(Stored items)

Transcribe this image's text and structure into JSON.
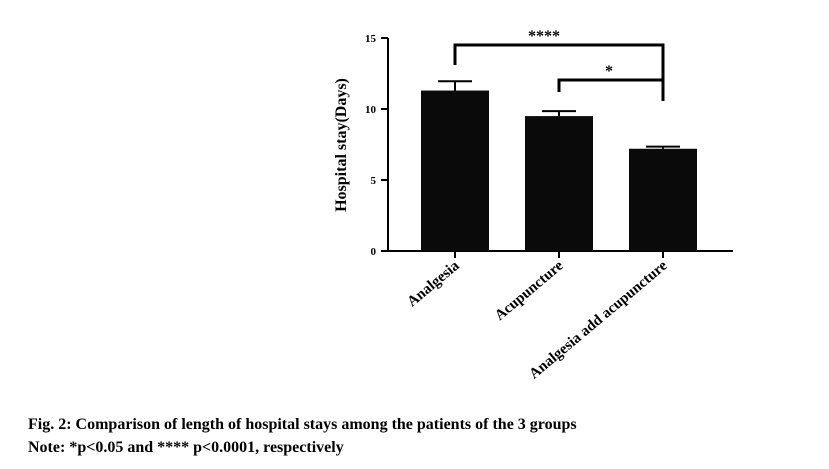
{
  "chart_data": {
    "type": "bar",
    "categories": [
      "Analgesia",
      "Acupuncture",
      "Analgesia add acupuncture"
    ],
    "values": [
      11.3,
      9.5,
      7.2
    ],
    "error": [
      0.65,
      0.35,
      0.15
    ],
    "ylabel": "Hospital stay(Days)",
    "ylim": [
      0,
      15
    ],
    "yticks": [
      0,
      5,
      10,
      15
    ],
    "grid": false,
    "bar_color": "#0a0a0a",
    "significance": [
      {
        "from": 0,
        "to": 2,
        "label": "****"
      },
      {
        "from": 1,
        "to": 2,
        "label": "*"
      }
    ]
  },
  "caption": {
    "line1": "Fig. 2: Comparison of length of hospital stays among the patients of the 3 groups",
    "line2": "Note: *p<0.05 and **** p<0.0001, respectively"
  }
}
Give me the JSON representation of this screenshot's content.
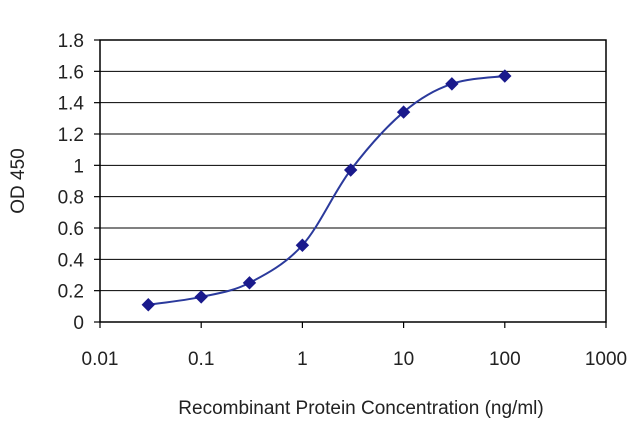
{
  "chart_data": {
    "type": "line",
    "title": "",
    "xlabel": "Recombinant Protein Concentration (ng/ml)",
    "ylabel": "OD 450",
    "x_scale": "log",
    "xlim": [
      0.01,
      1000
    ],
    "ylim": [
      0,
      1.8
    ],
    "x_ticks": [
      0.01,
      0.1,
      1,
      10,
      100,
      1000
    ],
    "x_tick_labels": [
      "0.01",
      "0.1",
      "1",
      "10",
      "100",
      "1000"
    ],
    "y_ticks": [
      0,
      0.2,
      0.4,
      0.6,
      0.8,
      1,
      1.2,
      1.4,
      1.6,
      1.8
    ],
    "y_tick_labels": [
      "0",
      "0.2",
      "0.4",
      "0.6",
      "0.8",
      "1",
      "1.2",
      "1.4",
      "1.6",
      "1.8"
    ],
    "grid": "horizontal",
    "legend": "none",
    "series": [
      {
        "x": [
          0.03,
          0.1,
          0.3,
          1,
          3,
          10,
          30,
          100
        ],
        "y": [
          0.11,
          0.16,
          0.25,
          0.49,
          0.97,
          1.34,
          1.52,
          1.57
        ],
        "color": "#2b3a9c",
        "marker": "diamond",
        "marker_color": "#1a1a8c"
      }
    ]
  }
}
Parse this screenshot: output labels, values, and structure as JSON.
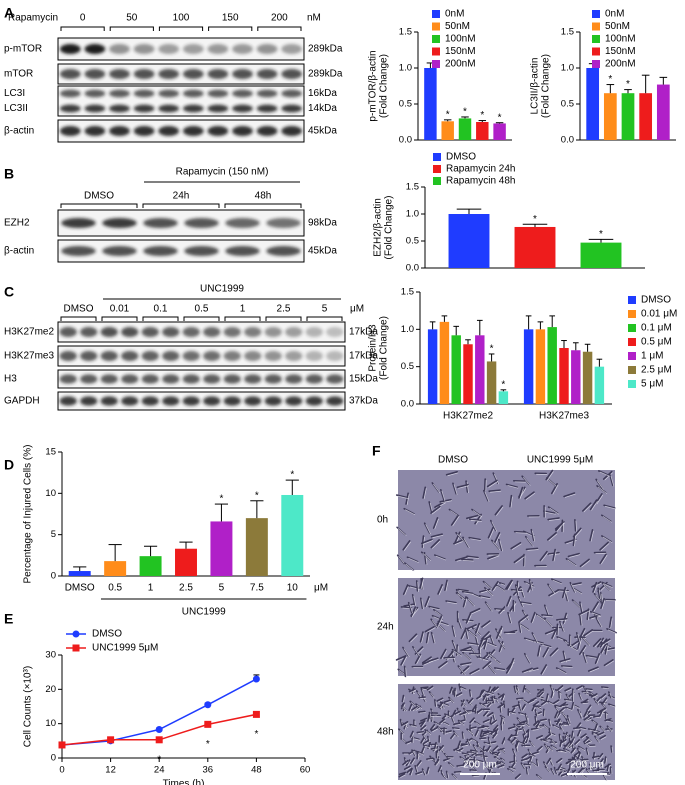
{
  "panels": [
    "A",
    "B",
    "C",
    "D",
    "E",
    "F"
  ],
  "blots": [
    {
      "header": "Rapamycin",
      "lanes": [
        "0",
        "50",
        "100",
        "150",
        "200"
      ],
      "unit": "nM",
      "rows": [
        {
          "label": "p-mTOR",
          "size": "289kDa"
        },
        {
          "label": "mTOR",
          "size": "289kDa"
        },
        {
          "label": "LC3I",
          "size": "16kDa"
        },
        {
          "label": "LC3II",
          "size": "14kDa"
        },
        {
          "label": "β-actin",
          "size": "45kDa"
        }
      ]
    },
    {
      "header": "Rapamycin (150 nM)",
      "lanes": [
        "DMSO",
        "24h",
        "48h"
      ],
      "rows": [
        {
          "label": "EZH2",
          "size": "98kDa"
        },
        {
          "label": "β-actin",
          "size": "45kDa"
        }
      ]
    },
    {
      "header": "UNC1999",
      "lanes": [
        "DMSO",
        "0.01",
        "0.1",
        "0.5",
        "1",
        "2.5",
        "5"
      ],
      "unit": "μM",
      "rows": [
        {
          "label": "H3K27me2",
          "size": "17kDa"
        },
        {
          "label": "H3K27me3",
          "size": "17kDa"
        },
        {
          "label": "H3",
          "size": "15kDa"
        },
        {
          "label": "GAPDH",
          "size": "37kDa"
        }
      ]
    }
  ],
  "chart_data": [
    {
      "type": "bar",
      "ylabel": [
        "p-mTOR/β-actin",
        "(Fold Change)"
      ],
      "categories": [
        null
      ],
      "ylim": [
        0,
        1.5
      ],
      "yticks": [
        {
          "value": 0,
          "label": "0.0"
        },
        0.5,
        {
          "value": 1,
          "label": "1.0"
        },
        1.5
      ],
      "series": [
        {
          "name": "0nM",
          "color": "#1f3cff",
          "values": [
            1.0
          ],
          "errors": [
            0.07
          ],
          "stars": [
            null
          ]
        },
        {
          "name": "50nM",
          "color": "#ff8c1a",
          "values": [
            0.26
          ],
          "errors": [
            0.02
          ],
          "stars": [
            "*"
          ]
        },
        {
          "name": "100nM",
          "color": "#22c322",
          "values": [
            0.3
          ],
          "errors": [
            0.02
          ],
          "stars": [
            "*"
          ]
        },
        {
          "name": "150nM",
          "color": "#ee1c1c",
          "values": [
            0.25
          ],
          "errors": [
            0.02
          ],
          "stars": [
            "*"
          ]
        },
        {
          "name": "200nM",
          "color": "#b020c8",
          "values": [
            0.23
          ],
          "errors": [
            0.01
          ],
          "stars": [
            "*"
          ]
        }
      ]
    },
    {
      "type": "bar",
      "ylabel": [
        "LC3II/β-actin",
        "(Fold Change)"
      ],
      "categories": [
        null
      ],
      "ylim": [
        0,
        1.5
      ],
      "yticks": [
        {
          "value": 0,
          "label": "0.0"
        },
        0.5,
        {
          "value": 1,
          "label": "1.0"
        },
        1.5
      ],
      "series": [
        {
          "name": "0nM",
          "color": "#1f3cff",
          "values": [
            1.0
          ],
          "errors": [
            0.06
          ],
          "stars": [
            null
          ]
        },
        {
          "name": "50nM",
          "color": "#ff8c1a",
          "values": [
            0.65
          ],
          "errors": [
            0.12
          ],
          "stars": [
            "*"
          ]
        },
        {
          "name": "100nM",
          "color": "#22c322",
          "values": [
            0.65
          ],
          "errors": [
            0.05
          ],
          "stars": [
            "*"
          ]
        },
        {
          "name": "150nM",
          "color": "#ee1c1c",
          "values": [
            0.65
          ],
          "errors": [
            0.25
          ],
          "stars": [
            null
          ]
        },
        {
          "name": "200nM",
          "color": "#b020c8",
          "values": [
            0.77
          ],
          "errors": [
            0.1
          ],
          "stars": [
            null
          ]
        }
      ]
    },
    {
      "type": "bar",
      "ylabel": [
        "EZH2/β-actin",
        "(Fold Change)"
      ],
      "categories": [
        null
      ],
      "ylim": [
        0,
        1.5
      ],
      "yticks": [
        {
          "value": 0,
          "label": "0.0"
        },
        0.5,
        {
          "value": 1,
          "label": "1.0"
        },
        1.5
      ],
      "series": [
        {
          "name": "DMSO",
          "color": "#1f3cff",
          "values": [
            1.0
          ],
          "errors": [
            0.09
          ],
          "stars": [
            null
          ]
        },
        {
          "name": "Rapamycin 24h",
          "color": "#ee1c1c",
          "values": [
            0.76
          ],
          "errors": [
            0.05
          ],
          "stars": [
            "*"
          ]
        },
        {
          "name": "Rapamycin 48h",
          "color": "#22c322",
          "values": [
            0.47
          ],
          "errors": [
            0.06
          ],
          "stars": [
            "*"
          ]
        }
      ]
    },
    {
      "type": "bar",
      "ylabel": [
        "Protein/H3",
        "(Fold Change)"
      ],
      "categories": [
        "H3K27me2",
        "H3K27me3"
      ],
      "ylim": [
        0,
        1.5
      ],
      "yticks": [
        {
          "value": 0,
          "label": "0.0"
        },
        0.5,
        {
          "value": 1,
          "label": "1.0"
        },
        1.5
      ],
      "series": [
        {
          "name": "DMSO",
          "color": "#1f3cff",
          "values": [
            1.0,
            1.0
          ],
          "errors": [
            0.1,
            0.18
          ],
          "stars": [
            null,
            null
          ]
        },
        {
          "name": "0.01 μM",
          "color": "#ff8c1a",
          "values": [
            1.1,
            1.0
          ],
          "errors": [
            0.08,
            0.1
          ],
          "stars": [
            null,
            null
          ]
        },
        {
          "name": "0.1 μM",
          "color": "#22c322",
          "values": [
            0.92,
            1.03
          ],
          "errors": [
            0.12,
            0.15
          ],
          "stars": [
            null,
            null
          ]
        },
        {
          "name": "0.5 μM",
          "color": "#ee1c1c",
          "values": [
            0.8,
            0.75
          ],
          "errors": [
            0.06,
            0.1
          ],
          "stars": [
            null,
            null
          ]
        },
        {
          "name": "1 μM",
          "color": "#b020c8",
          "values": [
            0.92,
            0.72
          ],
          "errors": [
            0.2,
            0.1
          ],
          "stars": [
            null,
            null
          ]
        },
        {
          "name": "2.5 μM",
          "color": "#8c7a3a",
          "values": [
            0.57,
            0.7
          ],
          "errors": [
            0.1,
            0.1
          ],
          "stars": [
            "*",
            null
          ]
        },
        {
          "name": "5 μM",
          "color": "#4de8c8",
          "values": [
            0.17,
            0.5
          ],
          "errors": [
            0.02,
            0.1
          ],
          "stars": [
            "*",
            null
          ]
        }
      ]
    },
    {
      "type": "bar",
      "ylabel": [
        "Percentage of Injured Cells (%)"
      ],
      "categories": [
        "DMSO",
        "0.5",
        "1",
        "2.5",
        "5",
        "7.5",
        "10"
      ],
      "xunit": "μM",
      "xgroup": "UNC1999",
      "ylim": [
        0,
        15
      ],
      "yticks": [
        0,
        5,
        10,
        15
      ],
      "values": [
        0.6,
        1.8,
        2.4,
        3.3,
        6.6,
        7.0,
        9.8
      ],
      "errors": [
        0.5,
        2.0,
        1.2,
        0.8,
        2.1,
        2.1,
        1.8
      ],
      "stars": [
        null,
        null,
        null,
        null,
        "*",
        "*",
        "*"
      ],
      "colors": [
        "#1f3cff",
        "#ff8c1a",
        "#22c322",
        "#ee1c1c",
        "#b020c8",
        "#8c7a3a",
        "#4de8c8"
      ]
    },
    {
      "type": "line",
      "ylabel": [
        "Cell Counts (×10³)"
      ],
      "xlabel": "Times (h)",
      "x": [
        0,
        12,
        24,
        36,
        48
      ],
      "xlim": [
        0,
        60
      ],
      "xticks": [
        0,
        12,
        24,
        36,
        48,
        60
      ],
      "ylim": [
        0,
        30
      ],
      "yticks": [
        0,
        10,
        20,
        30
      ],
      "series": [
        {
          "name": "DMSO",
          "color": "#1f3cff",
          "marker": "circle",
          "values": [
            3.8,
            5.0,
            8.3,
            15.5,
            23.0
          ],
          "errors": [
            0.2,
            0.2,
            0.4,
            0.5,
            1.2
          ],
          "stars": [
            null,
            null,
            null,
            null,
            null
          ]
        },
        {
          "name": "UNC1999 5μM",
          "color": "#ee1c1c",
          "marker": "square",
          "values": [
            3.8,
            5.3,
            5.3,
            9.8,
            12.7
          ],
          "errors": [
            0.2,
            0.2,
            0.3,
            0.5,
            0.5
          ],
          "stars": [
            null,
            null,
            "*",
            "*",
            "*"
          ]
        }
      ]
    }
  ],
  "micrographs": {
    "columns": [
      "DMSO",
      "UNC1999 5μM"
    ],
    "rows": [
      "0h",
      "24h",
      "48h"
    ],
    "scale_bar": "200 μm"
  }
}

● **What you will do**
Where a line of the data above includes "mTOR", copy that line.

● **Solution**
          "label": "p-mTOR",
          "label": "mTOR",
        "p-mTOR/β-actin",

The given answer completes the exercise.